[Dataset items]
──────────

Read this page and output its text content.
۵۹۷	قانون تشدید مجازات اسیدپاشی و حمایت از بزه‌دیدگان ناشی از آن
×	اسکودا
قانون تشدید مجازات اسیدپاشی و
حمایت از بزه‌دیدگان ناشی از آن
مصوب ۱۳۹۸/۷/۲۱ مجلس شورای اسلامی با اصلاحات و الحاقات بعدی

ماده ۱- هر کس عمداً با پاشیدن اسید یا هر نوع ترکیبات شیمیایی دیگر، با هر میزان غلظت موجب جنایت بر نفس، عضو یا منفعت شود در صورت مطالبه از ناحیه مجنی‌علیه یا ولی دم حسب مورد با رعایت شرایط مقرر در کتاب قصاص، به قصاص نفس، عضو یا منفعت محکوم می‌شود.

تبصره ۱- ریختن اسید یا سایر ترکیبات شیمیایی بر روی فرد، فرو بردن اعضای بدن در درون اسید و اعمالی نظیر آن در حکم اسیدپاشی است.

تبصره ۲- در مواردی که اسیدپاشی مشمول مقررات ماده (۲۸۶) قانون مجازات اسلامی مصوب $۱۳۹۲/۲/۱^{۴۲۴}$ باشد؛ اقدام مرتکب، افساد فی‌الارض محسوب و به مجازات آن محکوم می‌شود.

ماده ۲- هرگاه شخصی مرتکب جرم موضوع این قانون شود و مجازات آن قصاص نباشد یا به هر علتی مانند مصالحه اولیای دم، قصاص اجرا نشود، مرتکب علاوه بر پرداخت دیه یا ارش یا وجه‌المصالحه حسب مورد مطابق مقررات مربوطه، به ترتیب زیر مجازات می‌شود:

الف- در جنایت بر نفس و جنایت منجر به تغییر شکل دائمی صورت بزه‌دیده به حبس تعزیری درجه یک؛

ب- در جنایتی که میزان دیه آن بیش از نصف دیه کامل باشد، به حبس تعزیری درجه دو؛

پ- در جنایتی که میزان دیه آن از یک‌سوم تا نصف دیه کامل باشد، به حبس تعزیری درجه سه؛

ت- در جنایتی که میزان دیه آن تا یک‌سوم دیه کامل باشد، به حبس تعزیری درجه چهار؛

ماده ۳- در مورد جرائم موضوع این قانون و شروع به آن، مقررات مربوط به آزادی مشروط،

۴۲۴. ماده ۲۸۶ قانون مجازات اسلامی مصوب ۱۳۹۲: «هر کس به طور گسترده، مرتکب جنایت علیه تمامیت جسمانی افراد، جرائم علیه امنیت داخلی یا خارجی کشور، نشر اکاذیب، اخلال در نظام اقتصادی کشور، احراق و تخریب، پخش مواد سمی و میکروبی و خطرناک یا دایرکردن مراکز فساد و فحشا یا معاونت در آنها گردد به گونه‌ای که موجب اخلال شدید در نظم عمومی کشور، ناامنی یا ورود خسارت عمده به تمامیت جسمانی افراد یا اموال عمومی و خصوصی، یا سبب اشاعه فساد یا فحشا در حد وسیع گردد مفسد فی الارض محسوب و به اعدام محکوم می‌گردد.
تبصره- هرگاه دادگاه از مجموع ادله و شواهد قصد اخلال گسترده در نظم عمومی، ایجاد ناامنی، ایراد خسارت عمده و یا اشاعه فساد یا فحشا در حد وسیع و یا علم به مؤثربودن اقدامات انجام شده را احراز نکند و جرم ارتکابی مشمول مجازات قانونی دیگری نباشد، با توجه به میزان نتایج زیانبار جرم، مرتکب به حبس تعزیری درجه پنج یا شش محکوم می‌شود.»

──────────

## What you are asked to do
Your task is to reproduce the whole listing exactly.

## Completed task
Read this page and output its text content.
۵۹۷	قانون تشدید مجازات اسیدپاشی و حمایت از بزه‌دیدگان ناشی از آن
×	اسکودا
قانون تشدید مجازات اسیدپاشی و
حمایت از بزه‌دیدگان ناشی از آن
مصوب ۱۳۹۸/۷/۲۱ مجلس شورای اسلامی با اصلاحات و الحاقات بعدی

ماده ۱- هر کس عمداً با پاشیدن اسید یا هر نوع ترکیبات شیمیایی دیگر، با هر میزان غلظت موجب جنایت بر نفس، عضو یا منفعت شود در صورت مطالبه از ناحیه مجنی‌علیه یا ولی دم حسب مورد با رعایت شرایط مقرر در کتاب قصاص، به قصاص نفس، عضو یا منفعت محکوم می‌شود.

تبصره ۱- ریختن اسید یا سایر ترکیبات شیمیایی بر روی فرد، فرو بردن اعضای بدن در درون اسید و اعمالی نظیر آن در حکم اسیدپاشی است.

تبصره ۲- در مواردی که اسیدپاشی مشمول مقررات ماده (۲۸۶) قانون مجازات اسلامی مصوب $۱۳۹۲/۲/۱^{۴۲۴}$ باشد؛ اقدام مرتکب، افساد فی‌الارض محسوب و به مجازات آن محکوم می‌شود.

ماده ۲- هرگاه شخصی مرتکب جرم موضوع این قانون شود و مجازات آن قصاص نباشد یا به هر علتی مانند مصالحه اولیای دم، قصاص اجرا نشود، مرتکب علاوه بر پرداخت دیه یا ارش یا وجه‌المصالحه حسب مورد مطابق مقررات مربوطه، به ترتیب زیر مجازات می‌شود:

الف- در جنایت بر نفس و جنایت منجر به تغییر شکل دائمی صورت بزه‌دیده به حبس تعزیری درجه یک؛

ب- در جنایتی که میزان دیه آن بیش از نصف دیه کامل باشد، به حبس تعزیری درجه دو؛

پ- در جنایتی که میزان دیه آن از یک‌سوم تا نصف دیه کامل باشد، به حبس تعزیری درجه سه؛

ت- در جنایتی که میزان دیه آن تا یک‌سوم دیه کامل باشد، به حبس تعزیری درجه چهار؛

ماده ۳- در مورد جرائم موضوع این قانون و شروع به آن، مقررات مربوط به آزادی مشروط،

۴۲۴. ماده ۲۸۶ قانون مجازات اسلامی مصوب ۱۳۹۲: «هر کس به طور گسترده، مرتکب جنایت علیه تمامیت جسمانی افراد، جرائم علیه امنیت داخلی یا خارجی کشور، نشر اکاذیب، اخلال در نظام اقتصادی کشور، احراق و تخریب، پخش مواد سمی و میکروبی و خطرناک یا دایرکردن مراکز فساد و فحشا یا معاونت در آنها گردد به گونه‌ای که موجب اخلال شدید در نظم عمومی کشور، ناامنی یا ورود خسارت عمده به تمامیت جسمانی افراد یا اموال عمومی و خصوصی، یا سبب اشاعه فساد یا فحشا در حد وسیع گردد مفسد فی الارض محسوب و به اعدام محکوم می‌گردد.
تبصره- هرگاه دادگاه از مجموع ادله و شواهد قصد اخلال گسترده در نظم عمومی، ایجاد ناامنی، ایراد خسارت عمده و یا اشاعه فساد یا فحشا در حد وسیع و یا علم به مؤثربودن اقدامات انجام شده را احراز نکند و جرم ارتکابی مشمول مجازات قانونی دیگری نباشد، با توجه به میزان نتایج زیانبار جرم، مرتکب به حبس تعزیری درجه پنج یا شش محکوم می‌شود.»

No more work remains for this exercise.